### [Your instructions]
Go through the entries one line at a time, and gather every line that has the word "document".

### [Records provided]
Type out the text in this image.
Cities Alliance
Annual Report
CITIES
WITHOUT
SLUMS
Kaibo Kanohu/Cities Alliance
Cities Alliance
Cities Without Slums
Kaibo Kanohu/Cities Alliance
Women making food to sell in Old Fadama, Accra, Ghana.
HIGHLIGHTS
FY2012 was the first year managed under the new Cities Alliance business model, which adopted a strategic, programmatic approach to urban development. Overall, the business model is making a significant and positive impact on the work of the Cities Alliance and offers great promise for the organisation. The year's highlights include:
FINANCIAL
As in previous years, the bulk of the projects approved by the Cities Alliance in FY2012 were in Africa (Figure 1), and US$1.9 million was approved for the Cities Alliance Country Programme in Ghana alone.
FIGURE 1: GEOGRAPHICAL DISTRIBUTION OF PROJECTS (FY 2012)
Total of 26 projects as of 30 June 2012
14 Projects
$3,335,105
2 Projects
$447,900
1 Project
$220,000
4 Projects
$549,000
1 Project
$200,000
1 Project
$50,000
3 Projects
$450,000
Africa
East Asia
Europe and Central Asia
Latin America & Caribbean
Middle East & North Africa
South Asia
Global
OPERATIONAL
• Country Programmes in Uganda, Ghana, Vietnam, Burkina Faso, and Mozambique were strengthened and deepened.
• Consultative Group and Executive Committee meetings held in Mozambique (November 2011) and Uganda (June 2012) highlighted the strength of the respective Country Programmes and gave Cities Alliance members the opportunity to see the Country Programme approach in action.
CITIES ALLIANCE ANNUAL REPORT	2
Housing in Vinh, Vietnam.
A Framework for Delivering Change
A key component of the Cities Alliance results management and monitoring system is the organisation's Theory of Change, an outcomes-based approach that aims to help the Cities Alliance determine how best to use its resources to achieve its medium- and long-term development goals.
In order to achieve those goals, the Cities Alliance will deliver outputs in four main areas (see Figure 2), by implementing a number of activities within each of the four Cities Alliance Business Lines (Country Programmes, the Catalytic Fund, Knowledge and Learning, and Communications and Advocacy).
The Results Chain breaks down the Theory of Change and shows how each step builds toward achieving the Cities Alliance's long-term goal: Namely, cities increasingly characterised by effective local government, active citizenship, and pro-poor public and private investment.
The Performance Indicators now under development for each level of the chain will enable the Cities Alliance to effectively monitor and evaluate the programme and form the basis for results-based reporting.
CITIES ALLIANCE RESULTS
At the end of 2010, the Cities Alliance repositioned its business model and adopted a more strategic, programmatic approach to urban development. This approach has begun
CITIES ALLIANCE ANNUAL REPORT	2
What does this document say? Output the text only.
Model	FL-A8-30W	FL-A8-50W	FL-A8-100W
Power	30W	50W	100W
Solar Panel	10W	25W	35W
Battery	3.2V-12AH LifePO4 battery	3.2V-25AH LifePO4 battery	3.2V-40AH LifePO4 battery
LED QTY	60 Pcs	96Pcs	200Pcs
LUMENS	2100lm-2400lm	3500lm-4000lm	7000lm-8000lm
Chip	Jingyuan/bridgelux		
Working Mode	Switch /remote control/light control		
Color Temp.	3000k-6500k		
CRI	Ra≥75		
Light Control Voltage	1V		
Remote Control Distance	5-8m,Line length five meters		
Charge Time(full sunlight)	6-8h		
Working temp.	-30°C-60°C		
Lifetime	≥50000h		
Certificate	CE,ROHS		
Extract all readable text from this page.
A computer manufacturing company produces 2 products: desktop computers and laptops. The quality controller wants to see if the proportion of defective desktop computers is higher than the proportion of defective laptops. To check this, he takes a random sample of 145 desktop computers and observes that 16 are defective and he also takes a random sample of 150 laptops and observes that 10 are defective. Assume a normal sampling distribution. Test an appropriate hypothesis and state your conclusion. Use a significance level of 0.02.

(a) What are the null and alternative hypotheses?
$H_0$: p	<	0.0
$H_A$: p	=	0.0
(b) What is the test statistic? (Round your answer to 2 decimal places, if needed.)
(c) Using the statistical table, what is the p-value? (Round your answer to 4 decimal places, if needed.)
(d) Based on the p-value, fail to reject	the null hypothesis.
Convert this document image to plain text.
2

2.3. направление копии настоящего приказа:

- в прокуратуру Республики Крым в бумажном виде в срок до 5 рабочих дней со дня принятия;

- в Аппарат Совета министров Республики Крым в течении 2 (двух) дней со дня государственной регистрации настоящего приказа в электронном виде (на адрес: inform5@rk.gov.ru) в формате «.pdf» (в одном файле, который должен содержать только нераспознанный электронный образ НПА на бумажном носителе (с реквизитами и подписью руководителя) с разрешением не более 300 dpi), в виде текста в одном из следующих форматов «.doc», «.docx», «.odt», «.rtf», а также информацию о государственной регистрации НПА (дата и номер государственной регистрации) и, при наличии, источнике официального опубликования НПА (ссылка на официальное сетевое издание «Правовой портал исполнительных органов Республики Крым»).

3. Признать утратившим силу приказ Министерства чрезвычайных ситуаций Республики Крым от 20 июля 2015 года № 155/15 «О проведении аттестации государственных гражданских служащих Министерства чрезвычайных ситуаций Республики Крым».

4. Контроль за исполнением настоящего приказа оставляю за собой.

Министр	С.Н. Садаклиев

### [Worked solution]
What does this document say? Output the text only.
Convert this document image to plain text.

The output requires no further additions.